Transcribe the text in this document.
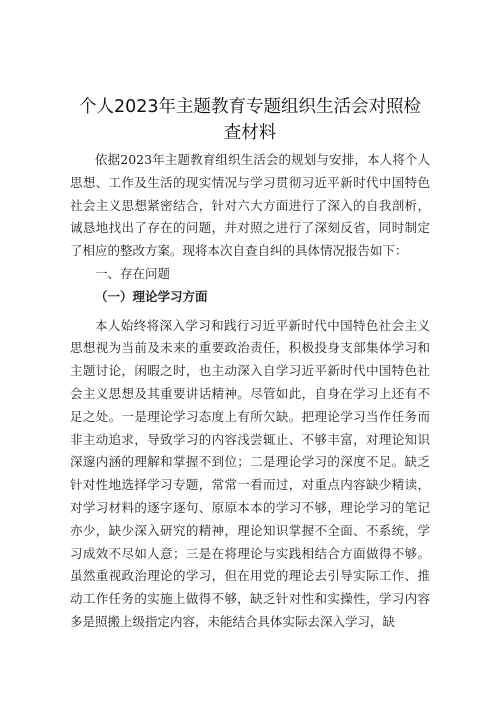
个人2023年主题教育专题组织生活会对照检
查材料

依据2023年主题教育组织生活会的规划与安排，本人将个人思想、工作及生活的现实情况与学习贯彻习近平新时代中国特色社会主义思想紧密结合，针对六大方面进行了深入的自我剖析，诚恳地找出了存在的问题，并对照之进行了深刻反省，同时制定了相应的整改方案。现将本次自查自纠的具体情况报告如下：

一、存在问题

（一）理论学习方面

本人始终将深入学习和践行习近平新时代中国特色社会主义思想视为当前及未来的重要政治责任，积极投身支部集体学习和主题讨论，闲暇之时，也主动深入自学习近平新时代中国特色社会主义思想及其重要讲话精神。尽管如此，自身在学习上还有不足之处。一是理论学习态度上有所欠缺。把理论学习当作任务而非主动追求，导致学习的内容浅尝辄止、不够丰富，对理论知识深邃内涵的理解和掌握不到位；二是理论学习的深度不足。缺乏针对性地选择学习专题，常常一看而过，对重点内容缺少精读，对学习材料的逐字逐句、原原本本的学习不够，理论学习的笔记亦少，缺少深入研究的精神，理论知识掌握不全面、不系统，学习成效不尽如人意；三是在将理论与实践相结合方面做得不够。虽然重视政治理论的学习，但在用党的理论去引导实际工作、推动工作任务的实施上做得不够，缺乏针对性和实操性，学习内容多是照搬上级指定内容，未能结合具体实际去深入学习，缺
● ● ● ● ● ● ●
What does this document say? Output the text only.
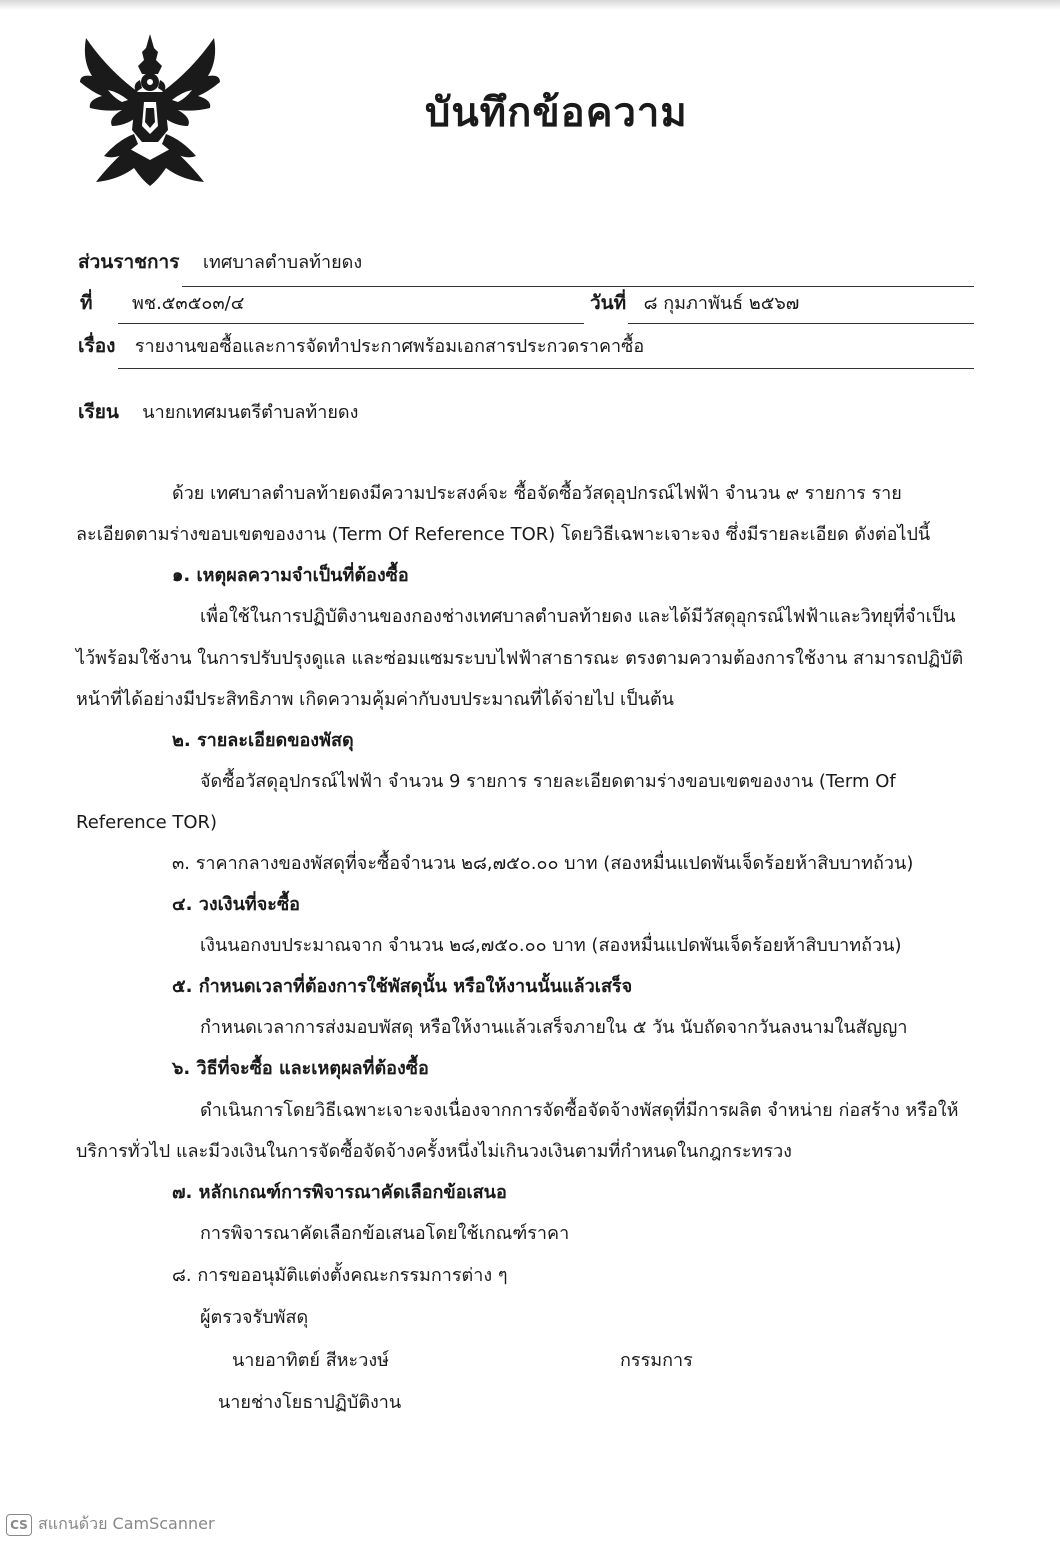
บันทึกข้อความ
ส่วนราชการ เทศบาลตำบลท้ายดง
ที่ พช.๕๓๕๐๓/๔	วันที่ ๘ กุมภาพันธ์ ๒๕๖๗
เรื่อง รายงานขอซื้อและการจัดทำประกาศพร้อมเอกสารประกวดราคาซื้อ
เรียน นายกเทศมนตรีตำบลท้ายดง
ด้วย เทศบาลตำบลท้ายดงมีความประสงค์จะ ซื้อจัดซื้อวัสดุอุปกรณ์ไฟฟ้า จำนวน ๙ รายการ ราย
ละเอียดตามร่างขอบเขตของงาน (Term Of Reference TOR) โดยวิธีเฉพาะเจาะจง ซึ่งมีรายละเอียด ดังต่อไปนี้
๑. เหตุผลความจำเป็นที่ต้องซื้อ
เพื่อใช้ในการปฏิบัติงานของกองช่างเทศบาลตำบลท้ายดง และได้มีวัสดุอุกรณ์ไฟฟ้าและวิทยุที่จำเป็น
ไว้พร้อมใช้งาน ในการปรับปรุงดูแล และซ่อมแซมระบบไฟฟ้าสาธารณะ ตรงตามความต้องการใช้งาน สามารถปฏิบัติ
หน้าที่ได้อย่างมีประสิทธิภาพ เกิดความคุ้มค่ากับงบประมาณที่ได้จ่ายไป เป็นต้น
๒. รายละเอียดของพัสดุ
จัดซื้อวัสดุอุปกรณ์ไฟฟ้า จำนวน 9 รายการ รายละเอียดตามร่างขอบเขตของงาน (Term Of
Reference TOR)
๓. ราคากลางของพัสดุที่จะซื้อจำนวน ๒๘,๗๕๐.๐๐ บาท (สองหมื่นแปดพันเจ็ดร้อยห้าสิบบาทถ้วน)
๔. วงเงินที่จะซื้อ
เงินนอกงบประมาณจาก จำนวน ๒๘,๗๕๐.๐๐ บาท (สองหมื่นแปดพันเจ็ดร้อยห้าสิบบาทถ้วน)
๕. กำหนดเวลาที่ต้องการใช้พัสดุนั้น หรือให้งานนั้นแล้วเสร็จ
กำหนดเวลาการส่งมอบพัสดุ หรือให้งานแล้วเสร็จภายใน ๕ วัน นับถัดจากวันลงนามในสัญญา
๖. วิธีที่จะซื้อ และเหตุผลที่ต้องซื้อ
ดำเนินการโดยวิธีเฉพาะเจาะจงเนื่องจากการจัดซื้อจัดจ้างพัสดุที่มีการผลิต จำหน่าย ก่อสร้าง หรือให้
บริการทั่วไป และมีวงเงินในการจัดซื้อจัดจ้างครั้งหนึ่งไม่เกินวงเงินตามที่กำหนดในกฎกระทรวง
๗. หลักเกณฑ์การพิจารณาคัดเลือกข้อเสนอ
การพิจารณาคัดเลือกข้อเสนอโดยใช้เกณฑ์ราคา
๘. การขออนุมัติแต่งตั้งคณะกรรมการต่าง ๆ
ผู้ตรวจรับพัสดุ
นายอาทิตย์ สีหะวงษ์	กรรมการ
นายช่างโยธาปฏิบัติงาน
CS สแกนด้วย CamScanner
● ● ● ● ● ● ●
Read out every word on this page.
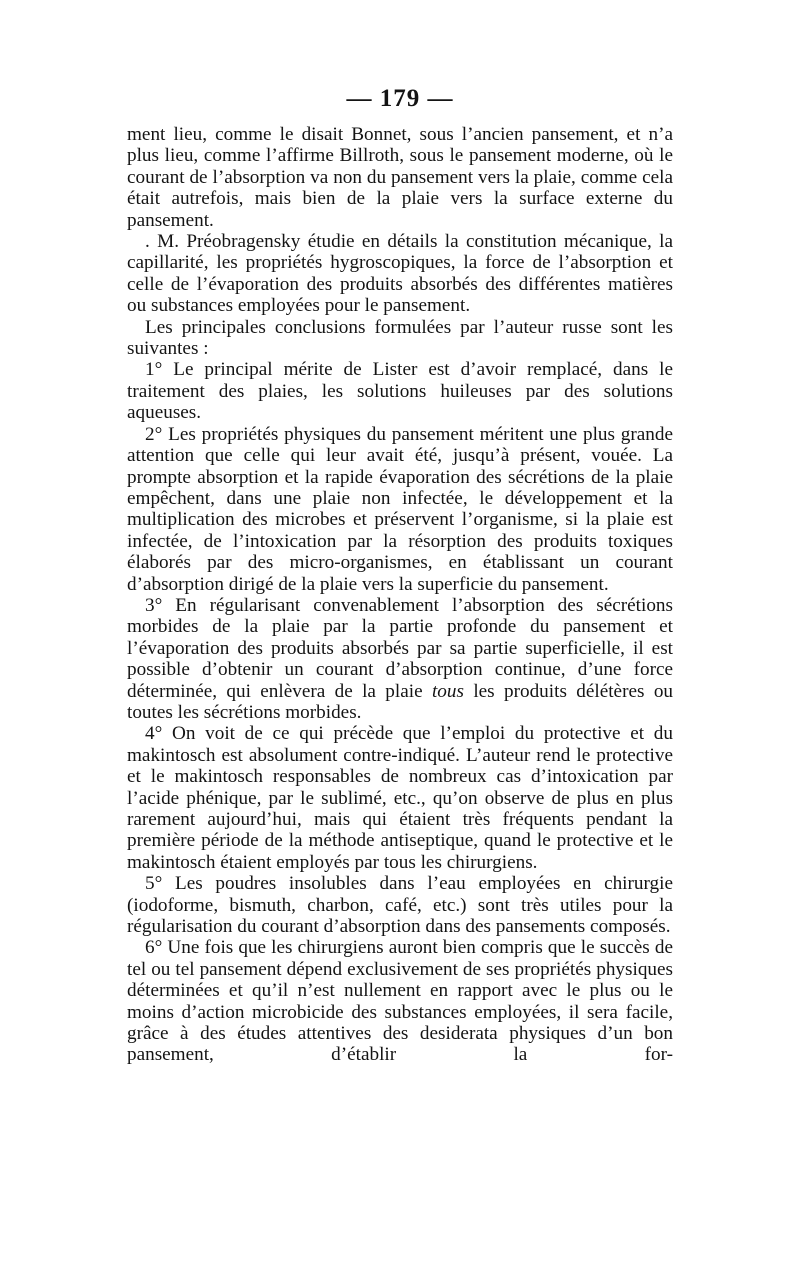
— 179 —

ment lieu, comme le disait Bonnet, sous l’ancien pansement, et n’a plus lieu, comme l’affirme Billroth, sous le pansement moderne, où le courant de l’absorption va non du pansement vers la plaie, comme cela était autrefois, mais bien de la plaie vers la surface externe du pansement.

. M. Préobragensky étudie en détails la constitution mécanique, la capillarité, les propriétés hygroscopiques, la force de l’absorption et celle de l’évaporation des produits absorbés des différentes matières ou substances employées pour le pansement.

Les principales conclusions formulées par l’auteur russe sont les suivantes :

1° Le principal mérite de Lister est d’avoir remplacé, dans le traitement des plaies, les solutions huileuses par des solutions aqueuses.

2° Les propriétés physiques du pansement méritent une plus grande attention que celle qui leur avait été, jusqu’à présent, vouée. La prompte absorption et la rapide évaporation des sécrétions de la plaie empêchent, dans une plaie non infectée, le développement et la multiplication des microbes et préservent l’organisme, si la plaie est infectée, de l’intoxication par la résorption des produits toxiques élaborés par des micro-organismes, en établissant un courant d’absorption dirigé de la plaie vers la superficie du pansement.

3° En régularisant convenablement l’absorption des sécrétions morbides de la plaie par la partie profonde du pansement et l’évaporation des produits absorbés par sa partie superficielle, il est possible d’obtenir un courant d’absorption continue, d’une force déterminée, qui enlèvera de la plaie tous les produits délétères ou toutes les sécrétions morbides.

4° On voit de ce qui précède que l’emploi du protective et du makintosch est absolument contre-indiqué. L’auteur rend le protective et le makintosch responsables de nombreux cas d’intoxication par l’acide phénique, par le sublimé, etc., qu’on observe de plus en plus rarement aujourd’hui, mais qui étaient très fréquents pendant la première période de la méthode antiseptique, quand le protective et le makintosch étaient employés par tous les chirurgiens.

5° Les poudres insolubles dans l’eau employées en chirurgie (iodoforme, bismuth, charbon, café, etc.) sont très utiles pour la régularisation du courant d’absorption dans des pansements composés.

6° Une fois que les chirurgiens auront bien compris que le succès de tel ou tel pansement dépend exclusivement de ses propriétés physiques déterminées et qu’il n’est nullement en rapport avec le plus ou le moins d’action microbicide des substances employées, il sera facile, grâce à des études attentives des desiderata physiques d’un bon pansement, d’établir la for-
● ● ● ● ● ● ●
Copy all lines from the material that contain "การพ".

๗. หลักเกณฑ์การพิจารณาคัดเลือกข้อเสนอ
การพิจารณาคัดเลือกข้อเสนอโดยใช้เกณฑ์ราคา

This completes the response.